◆ Records

================================

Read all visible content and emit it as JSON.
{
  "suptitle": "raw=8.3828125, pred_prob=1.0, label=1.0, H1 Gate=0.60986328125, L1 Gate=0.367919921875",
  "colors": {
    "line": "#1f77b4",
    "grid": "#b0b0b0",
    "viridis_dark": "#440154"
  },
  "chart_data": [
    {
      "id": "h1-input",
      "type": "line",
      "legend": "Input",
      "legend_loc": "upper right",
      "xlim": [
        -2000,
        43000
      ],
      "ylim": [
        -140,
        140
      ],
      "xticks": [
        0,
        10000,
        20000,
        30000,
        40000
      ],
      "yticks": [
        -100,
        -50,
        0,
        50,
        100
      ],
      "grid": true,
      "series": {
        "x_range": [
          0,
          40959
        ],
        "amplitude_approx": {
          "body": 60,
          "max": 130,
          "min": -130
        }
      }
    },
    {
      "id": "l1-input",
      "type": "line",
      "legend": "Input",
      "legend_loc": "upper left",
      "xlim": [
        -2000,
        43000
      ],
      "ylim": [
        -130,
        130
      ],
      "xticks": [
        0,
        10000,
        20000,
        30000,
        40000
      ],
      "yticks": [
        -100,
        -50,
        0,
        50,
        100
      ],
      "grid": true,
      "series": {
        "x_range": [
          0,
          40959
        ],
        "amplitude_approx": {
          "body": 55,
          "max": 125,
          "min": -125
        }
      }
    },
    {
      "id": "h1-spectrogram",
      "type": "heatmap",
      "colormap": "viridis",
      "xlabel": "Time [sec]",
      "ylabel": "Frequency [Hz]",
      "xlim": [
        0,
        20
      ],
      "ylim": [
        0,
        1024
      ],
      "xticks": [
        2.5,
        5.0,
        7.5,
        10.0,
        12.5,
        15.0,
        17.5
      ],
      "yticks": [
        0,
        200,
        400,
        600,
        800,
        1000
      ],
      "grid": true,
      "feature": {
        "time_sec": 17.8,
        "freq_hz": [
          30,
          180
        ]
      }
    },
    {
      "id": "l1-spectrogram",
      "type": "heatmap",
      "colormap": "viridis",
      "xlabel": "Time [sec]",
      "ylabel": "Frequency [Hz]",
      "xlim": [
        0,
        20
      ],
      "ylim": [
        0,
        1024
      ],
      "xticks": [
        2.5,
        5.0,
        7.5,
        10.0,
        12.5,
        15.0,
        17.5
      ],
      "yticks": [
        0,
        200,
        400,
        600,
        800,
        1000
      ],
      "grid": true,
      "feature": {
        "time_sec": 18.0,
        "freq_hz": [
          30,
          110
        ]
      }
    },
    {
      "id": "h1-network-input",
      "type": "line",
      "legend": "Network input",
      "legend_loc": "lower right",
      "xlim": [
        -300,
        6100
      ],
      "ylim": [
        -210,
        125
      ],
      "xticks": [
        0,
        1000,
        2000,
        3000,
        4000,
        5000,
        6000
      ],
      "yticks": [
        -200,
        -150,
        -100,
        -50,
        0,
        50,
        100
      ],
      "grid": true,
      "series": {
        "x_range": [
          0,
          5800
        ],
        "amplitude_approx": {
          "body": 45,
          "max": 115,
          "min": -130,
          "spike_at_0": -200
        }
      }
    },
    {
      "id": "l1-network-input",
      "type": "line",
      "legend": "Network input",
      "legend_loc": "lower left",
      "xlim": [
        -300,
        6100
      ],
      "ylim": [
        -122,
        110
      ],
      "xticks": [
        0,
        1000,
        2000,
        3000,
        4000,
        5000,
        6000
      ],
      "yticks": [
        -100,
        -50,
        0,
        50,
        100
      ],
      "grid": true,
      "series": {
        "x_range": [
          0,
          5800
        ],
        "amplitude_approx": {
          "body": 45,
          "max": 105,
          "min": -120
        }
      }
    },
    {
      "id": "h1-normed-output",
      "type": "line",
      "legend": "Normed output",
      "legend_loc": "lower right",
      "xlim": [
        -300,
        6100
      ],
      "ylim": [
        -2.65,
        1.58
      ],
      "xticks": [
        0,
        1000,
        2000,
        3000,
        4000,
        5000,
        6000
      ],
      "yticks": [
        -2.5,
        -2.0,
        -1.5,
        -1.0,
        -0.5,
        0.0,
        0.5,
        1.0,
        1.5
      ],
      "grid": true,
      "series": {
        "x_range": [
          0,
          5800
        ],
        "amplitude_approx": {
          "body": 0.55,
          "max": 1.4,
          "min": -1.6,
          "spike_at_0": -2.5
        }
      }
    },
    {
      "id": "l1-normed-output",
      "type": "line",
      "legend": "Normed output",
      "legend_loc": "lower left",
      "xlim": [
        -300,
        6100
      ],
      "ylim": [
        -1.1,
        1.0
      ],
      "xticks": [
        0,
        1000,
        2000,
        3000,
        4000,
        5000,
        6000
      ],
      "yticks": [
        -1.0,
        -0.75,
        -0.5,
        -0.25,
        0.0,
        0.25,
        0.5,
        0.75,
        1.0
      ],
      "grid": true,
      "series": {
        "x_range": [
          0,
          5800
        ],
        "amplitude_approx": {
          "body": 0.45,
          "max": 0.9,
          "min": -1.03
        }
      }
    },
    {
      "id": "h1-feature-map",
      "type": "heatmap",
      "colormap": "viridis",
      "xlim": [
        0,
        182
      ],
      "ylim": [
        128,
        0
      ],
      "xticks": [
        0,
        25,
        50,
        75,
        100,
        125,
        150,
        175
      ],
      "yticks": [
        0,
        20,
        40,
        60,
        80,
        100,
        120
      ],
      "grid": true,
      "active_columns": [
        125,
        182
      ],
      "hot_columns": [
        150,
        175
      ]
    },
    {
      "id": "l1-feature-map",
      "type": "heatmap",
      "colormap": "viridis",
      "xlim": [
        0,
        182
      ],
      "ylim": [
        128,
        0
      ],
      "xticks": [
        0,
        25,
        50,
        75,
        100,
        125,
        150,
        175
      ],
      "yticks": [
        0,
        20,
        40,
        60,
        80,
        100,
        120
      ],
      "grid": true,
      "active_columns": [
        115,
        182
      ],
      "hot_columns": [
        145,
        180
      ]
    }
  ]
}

================================

◆ Given problem
Using the listing above, reproduce each line without omission.

◆ Answer below
Read all visible content and emit it as JSON.
{
  "suptitle": "raw=8.3828125, pred_prob=1.0, label=1.0, H1 Gate=0.60986328125, L1 Gate=0.367919921875",
  "colors": {
    "line": "#1f77b4",
    "grid": "#b0b0b0",
    "viridis_dark": "#440154"
  },
  "chart_data": [
    {
      "id": "h1-input",
      "type": "line",
      "legend": "Input",
      "legend_loc": "upper right",
      "xlim": [
        -2000,
        43000
      ],
      "ylim": [
        -140,
        140
      ],
      "xticks": [
        0,
        10000,
        20000,
        30000,
        40000
      ],
      "yticks": [
        -100,
        -50,
        0,
        50,
        100
      ],
      "grid": true,
      "series": {
        "x_range": [
          0,
          40959
        ],
        "amplitude_approx": {
          "body": 60,
          "max": 130,
          "min": -130
        }
      }
    },
    {
      "id": "l1-input",
      "type": "line",
      "legend": "Input",
      "legend_loc": "upper left",
      "xlim": [
        -2000,
        43000
      ],
      "ylim": [
        -130,
        130
      ],
      "xticks": [
        0,
        10000,
        20000,
        30000,
        40000
      ],
      "yticks": [
        -100,
        -50,
        0,
        50,
        100
      ],
      "grid": true,
      "series": {
        "x_range": [
          0,
          40959
        ],
        "amplitude_approx": {
          "body": 55,
          "max": 125,
          "min": -125
        }
      }
    },
    {
      "id": "h1-spectrogram",
      "type": "heatmap",
      "colormap": "viridis",
      "xlabel": "Time [sec]",
      "ylabel": "Frequency [Hz]",
      "xlim": [
        0,
        20
      ],
      "ylim": [
        0,
        1024
      ],
      "xticks": [
        2.5,
        5.0,
        7.5,
        10.0,
        12.5,
        15.0,
        17.5
      ],
      "yticks": [
        0,
        200,
        400,
        600,
        800,
        1000
      ],
      "grid": true,
      "feature": {
        "time_sec": 17.8,
        "freq_hz": [
          30,
          180
        ]
      }
    },
    {
      "id": "l1-spectrogram",
      "type": "heatmap",
      "colormap": "viridis",
      "xlabel": "Time [sec]",
      "ylabel": "Frequency [Hz]",
      "xlim": [
        0,
        20
      ],
      "ylim": [
        0,
        1024
      ],
      "xticks": [
        2.5,
        5.0,
        7.5,
        10.0,
        12.5,
        15.0,
        17.5
      ],
      "yticks": [
        0,
        200,
        400,
        600,
        800,
        1000
      ],
      "grid": true,
      "feature": {
        "time_sec": 18.0,
        "freq_hz": [
          30,
          110
        ]
      }
    },
    {
      "id": "h1-network-input",
      "type": "line",
      "legend": "Network input",
      "legend_loc": "lower right",
      "xlim": [
        -300,
        6100
      ],
      "ylim": [
        -210,
        125
      ],
      "xticks": [
        0,
        1000,
        2000,
        3000,
        4000,
        5000,
        6000
      ],
      "yticks": [
        -200,
        -150,
        -100,
        -50,
        0,
        50,
        100
      ],
      "grid": true,
      "series": {
        "x_range": [
          0,
          5800
        ],
        "amplitude_approx": {
          "body": 45,
          "max": 115,
          "min": -130,
          "spike_at_0": -200
        }
      }
    },
    {
      "id": "l1-network-input",
      "type": "line",
      "legend": "Network input",
      "legend_loc": "lower left",
      "xlim": [
        -300,
        6100
      ],
      "ylim": [
        -122,
        110
      ],
      "xticks": [
        0,
        1000,
        2000,
        3000,
        4000,
        5000,
        6000
      ],
      "yticks": [
        -100,
        -50,
        0,
        50,
        100
      ],
      "grid": true,
      "series": {
        "x_range": [
          0,
          5800
        ],
        "amplitude_approx": {
          "body": 45,
          "max": 105,
          "min": -120
        }
      }
    },
    {
      "id": "h1-normed-output",
      "type": "line",
      "legend": "Normed output",
      "legend_loc": "lower right",
      "xlim": [
        -300,
        6100
      ],
      "ylim": [
        -2.65,
        1.58
      ],
      "xticks": [
        0,
        1000,
        2000,
        3000,
        4000,
        5000,
        6000
      ],
      "yticks": [
        -2.5,
        -2.0,
        -1.5,
        -1.0,
        -0.5,
        0.0,
        0.5,
        1.0,
        1.5
      ],
      "grid": true,
      "series": {
        "x_range": [
          0,
          5800
        ],
        "amplitude_approx": {
          "body": 0.55,
          "max": 1.4,
          "min": -1.6,
          "spike_at_0": -2.5
        }
      }
    },
    {
      "id": "l1-normed-output",
      "type": "line",
      "legend": "Normed output",
      "legend_loc": "lower left",
      "xlim": [
        -300,
        6100
      ],
      "ylim": [
        -1.1,
        1.0
      ],
      "xticks": [
        0,
        1000,
        2000,
        3000,
        4000,
        5000,
        6000
      ],
      "yticks": [
        -1.0,
        -0.75,
        -0.5,
        -0.25,
        0.0,
        0.25,
        0.5,
        0.75,
        1.0
      ],
      "grid": true,
      "series": {
        "x_range": [
          0,
          5800
        ],
        "amplitude_approx": {
          "body": 0.45,
          "max": 0.9,
          "min": -1.03
        }
      }
    },
    {
      "id": "h1-feature-map",
      "type": "heatmap",
      "colormap": "viridis",
      "xlim": [
        0,
        182
      ],
      "ylim": [
        128,
        0
      ],
      "xticks": [
        0,
        25,
        50,
        75,
        100,
        125,
        150,
        175
      ],
      "yticks": [
        0,
        20,
        40,
        60,
        80,
        100,
        120
      ],
      "grid": true,
      "active_columns": [
        125,
        182
      ],
      "hot_columns": [
        150,
        175
      ]
    },
    {
      "id": "l1-feature-map",
      "type": "heatmap",
      "colormap": "viridis",
      "xlim": [
        0,
        182
      ],
      "ylim": [
        128,
        0
      ],
      "xticks": [
        0,
        25,
        50,
        75,
        100,
        125,
        150,
        175
      ],
      "yticks": [
        0,
        20,
        40,
        60,
        80,
        100,
        120
      ],
      "grid": true,
      "active_columns": [
        115,
        182
      ],
      "hot_columns": [
        145,
        180
      ]
    }
  ]
}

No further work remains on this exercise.